### Written exercise
Answer with a single number, the count of lines holding the word "JSON".

### Data for processing
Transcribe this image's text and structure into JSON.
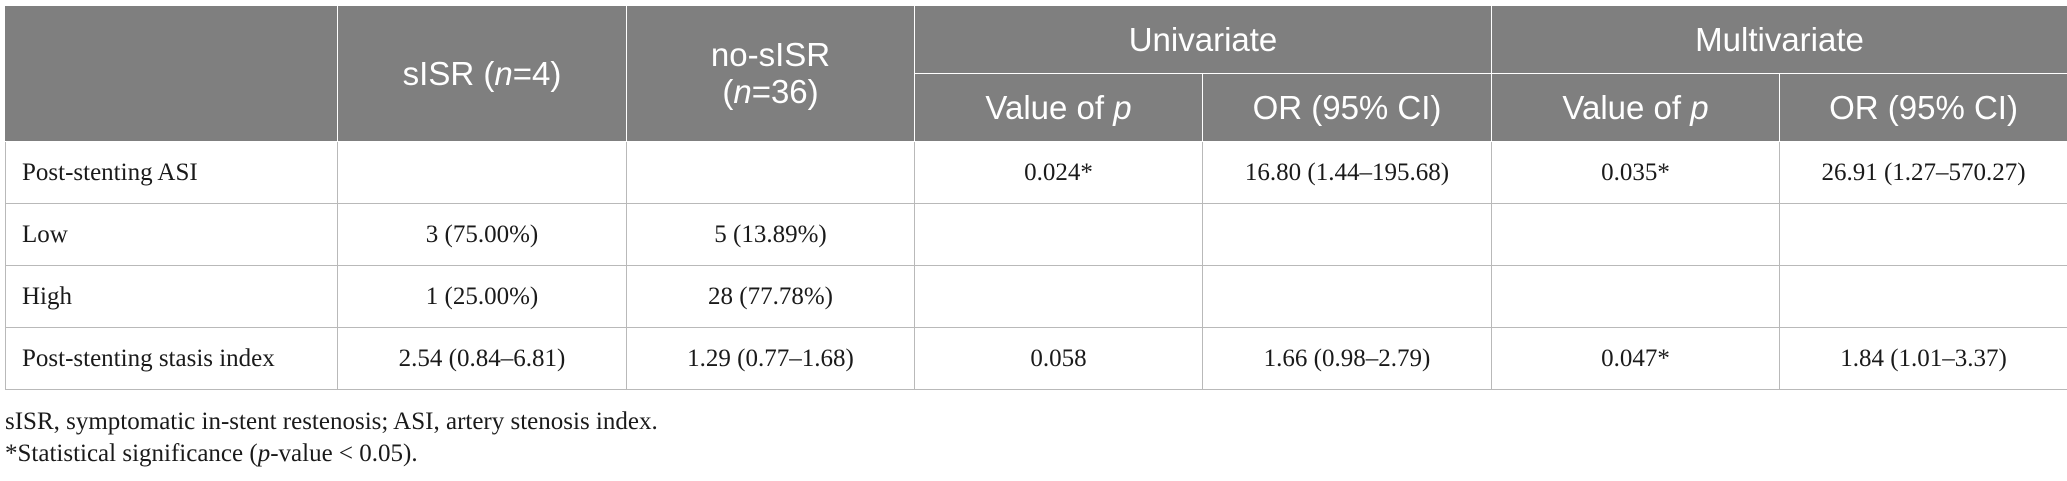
{
  "header": {
    "col_sisr_pre": "sISR (",
    "col_sisr_n": "n",
    "col_sisr_post": "=4)",
    "col_nosisr_line1": "no-sISR",
    "col_nosisr_pre": "(",
    "col_nosisr_n": "n",
    "col_nosisr_post": "=36)",
    "univariate": "Univariate",
    "multivariate": "Multivariate",
    "value_of_pre": "Value of ",
    "p": "p",
    "or_ci": "OR (95% CI)"
  },
  "rows": [
    {
      "label": "Post-stenting ASI",
      "sisr": "",
      "nosisr": "",
      "uni_p": "0.024*",
      "uni_or": "16.80 (1.44–195.68)",
      "multi_p": "0.035*",
      "multi_or": "26.91 (1.27–570.27)"
    },
    {
      "label": "Low",
      "sisr": "3 (75.00%)",
      "nosisr": "5 (13.89%)",
      "uni_p": "",
      "uni_or": "",
      "multi_p": "",
      "multi_or": ""
    },
    {
      "label": "High",
      "sisr": "1 (25.00%)",
      "nosisr": "28 (77.78%)",
      "uni_p": "",
      "uni_or": "",
      "multi_p": "",
      "multi_or": ""
    },
    {
      "label": "Post-stenting stasis index",
      "sisr": "2.54 (0.84–6.81)",
      "nosisr": "1.29 (0.77–1.68)",
      "uni_p": "0.058",
      "uni_or": "1.66 (0.98–2.79)",
      "multi_p": "0.047*",
      "multi_or": "1.84 (1.01–3.37)"
    }
  ],
  "footnotes": {
    "abbreviations": "sISR, symptomatic in-stent restenosis; ASI, artery stenosis index.",
    "significance_pre": "*Statistical significance (",
    "significance_p": "p",
    "significance_post": "-value < 0.05)."
  }
}
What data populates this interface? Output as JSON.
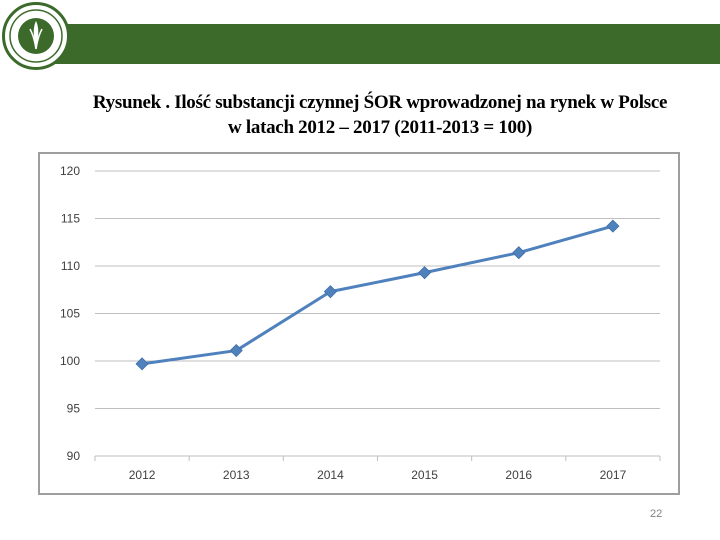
{
  "title_line1": "Rysunek . Ilość substancji czynnej ŚOR wprowadzonej na rynek w Polsce",
  "title_line2": "w latach 2012 – 2017 (2011-2013 = 100)",
  "page_number": "22",
  "colors": {
    "header_band": "#3b6a2a",
    "series": "#4f81bd",
    "grid": "#bfbfbf"
  },
  "chart_data": {
    "type": "line",
    "title": "Rysunek . Ilość substancji czynnej ŚOR wprowadzonej na rynek w Polsce w latach 2012 – 2017 (2011-2013 = 100)",
    "categories": [
      "2012",
      "2013",
      "2014",
      "2015",
      "2016",
      "2017"
    ],
    "series": [
      {
        "name": "Ilość substancji czynnej ŚOR (2011-2013 = 100)",
        "values": [
          99.7,
          101.1,
          107.3,
          109.3,
          111.4,
          114.2
        ]
      }
    ],
    "ylim": [
      90,
      120
    ],
    "yticks": [
      "90",
      "95",
      "100",
      "105",
      "110",
      "115",
      "120"
    ],
    "xlabel": "",
    "ylabel": "",
    "grid": true,
    "marker": "diamond"
  }
}
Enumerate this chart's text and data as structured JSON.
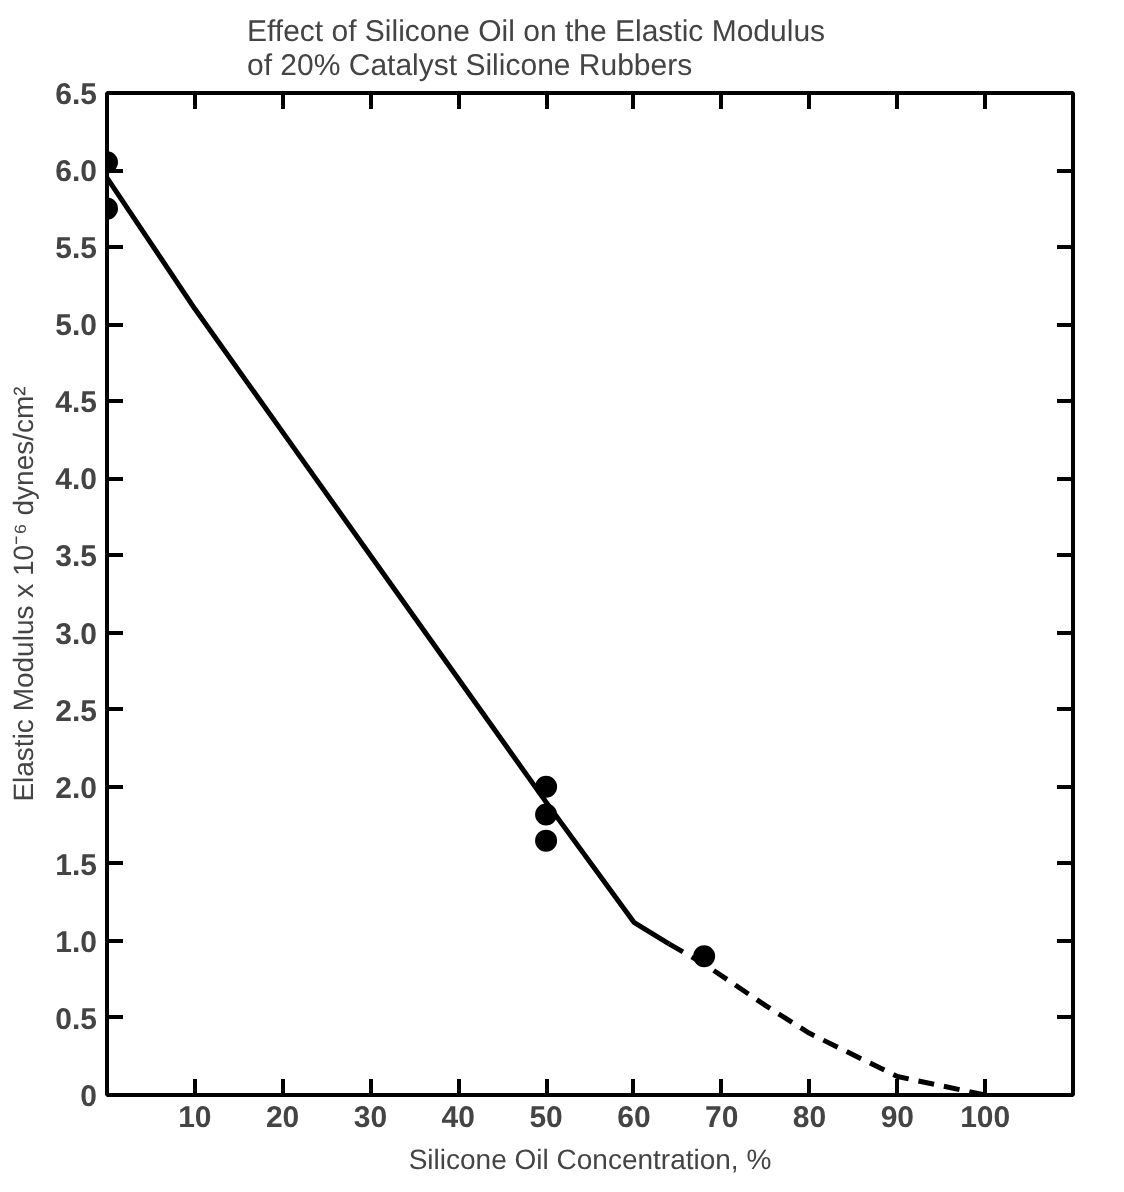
{
  "chart_data": {
    "type": "scatter",
    "title": "Effect of Silicone Oil on the Elastic Modulus\nof 20% Catalyst Silicone Rubbers",
    "xlabel": "Silicone Oil Concentration, %",
    "ylabel": "Elastic Modulus x 10⁻⁶ dynes/cm²",
    "xlim": [
      0,
      110
    ],
    "xticks": [
      10,
      20,
      30,
      40,
      50,
      60,
      70,
      80,
      90,
      100
    ],
    "ylim": [
      0,
      6.5
    ],
    "yticks": [
      0,
      0.5,
      {
        "value": 1,
        "label": "1.0"
      },
      1.5,
      {
        "value": 2,
        "label": "2.0"
      },
      2.5,
      {
        "value": 3,
        "label": "3.0"
      },
      3.5,
      {
        "value": 4,
        "label": "4.0"
      },
      4.5,
      {
        "value": 5,
        "label": "5.0"
      },
      5.5,
      {
        "value": 6,
        "label": "6.0"
      },
      6.5
    ],
    "grid": false,
    "series": [
      {
        "marker": "circle",
        "color": "#000000",
        "x": [
          0,
          0,
          50,
          50,
          50,
          68
        ],
        "values": [
          6.05,
          5.75,
          2.0,
          1.82,
          1.65,
          0.9
        ]
      },
      {
        "type": "line",
        "line_style": "solid",
        "marker": "none",
        "color": "#000000",
        "x": [
          0,
          10,
          20,
          30,
          40,
          50,
          60,
          64
        ],
        "values": [
          5.95,
          5.1,
          4.3,
          3.5,
          2.7,
          1.9,
          1.12,
          0.98
        ]
      },
      {
        "type": "line",
        "line_style": "dashed",
        "marker": "none",
        "color": "#000000",
        "x": [
          64,
          68,
          75,
          80,
          90,
          100
        ],
        "values": [
          0.98,
          0.85,
          0.58,
          0.4,
          0.12,
          0
        ]
      }
    ]
  }
}
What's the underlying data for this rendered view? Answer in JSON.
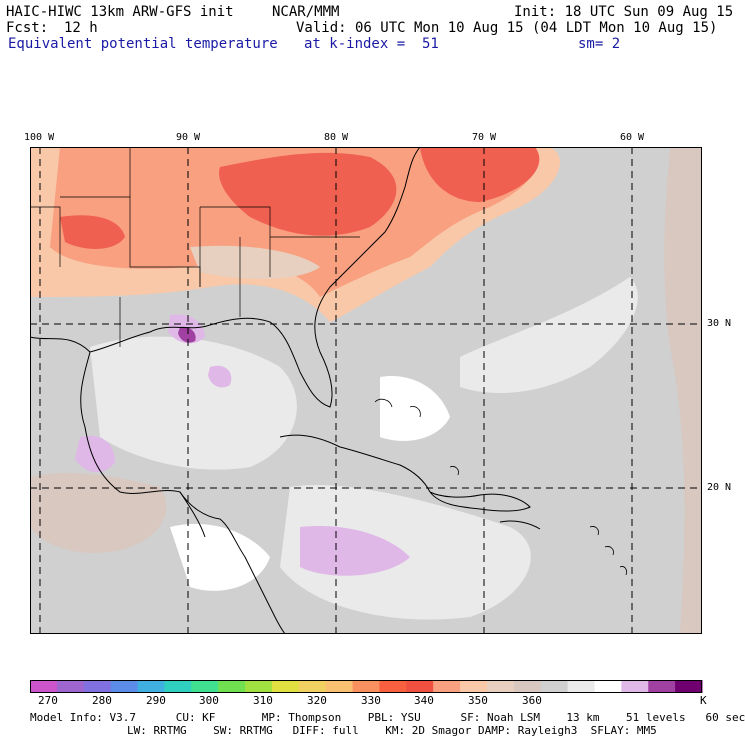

### Reply to the task
4